DATA LISTING ▸
§ §

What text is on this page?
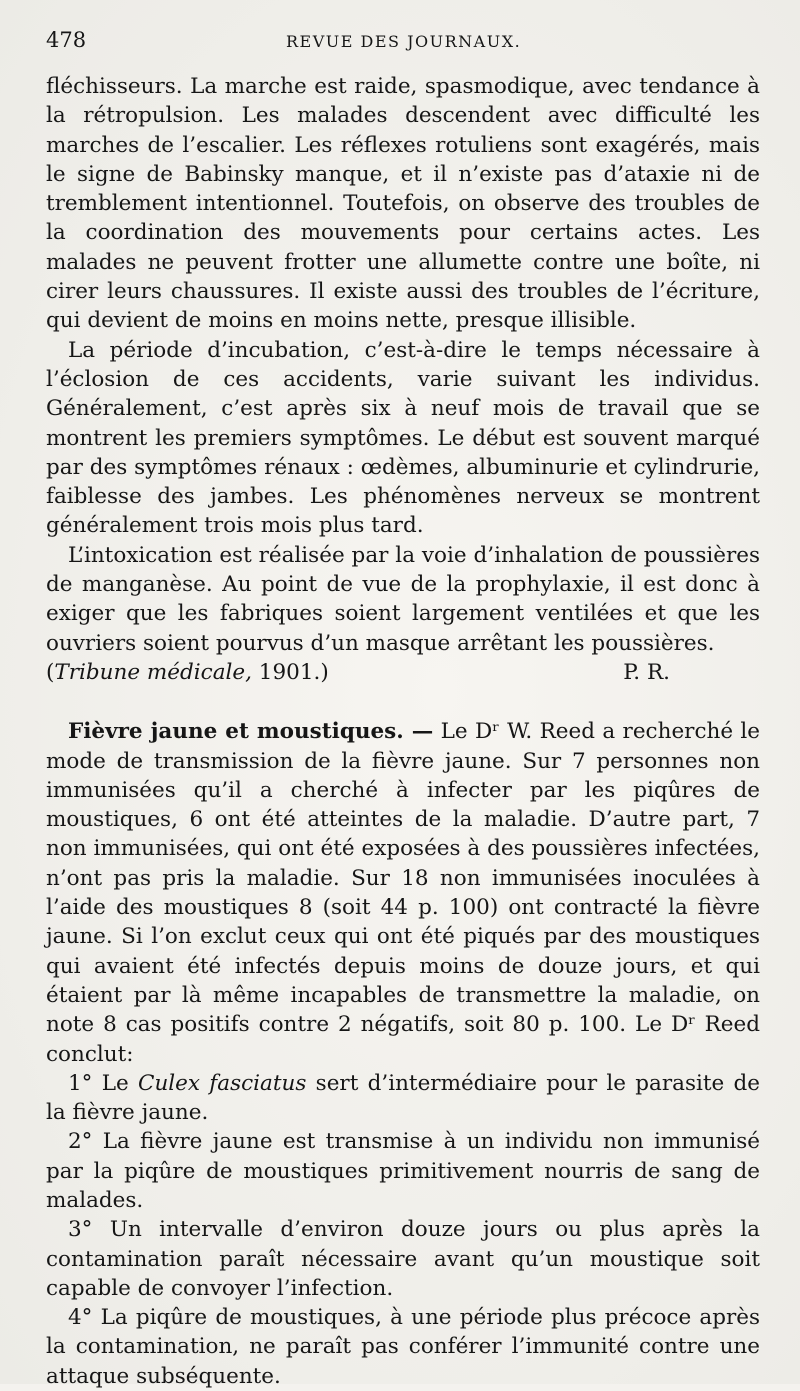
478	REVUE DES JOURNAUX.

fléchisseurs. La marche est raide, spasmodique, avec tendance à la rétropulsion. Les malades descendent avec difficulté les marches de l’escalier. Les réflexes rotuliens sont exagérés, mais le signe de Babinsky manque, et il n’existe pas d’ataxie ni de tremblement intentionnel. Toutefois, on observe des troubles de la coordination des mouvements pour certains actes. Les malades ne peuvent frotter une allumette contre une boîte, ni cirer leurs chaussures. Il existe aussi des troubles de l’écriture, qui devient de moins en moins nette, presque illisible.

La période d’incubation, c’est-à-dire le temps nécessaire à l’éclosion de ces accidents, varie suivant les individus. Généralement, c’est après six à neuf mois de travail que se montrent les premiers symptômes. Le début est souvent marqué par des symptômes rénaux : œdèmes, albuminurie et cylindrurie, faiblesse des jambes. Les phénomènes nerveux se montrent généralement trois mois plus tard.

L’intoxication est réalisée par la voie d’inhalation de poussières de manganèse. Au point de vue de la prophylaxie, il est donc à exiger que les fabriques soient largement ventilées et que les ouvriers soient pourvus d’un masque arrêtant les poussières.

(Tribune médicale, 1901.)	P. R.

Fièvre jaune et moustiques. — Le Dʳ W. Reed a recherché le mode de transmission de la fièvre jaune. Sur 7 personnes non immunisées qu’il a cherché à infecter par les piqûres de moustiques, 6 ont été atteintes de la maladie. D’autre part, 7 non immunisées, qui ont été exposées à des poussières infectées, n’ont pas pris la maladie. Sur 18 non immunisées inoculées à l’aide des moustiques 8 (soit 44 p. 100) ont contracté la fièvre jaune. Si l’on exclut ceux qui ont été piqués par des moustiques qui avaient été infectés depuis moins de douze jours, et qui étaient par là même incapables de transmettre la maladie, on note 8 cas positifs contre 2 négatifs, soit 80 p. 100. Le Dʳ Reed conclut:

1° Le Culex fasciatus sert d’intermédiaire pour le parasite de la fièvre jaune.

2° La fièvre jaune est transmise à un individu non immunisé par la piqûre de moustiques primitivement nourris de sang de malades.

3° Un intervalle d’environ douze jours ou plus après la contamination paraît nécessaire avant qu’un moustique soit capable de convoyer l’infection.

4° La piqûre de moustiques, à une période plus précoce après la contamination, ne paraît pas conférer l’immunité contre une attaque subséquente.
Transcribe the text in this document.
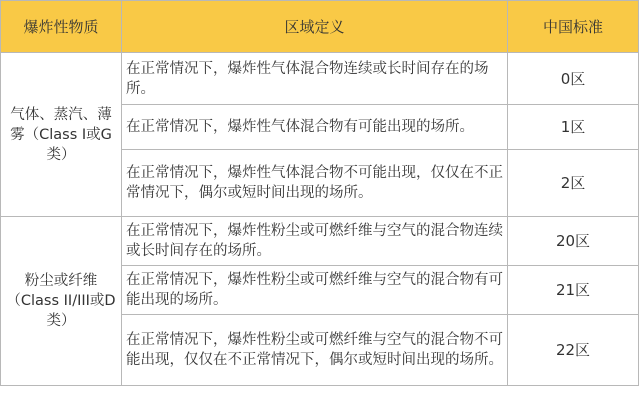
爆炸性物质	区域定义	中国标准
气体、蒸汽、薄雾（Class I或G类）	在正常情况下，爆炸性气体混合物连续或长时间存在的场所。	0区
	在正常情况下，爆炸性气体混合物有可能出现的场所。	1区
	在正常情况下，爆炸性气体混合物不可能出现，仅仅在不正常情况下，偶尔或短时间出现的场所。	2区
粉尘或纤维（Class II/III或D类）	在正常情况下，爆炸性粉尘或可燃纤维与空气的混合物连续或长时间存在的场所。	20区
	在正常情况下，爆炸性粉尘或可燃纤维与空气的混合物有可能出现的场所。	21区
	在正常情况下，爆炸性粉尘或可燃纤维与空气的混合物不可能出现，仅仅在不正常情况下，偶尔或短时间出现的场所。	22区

§ §

WRITTEN INSTRUCTION ▸ Each line from the one containing "Transcribe the text in this document." through the last line of the entries above is to be extracted exactly. Pictures are not part of the copy.

RESULT FOR THIS TASK ▸
Transcribe the text in this document.
爆炸性物质	区域定义	中国标准
气体、蒸汽、薄雾（Class I或G类）	在正常情况下，爆炸性气体混合物连续或长时间存在的场所。	0区
	在正常情况下，爆炸性气体混合物有可能出现的场所。	1区
	在正常情况下，爆炸性气体混合物不可能出现，仅仅在不正常情况下，偶尔或短时间出现的场所。	2区
粉尘或纤维（Class II/III或D类）	在正常情况下，爆炸性粉尘或可燃纤维与空气的混合物连续或长时间存在的场所。	20区
	在正常情况下，爆炸性粉尘或可燃纤维与空气的混合物有可能出现的场所。	21区
	在正常情况下，爆炸性粉尘或可燃纤维与空气的混合物不可能出现，仅仅在不正常情况下，偶尔或短时间出现的场所。	22区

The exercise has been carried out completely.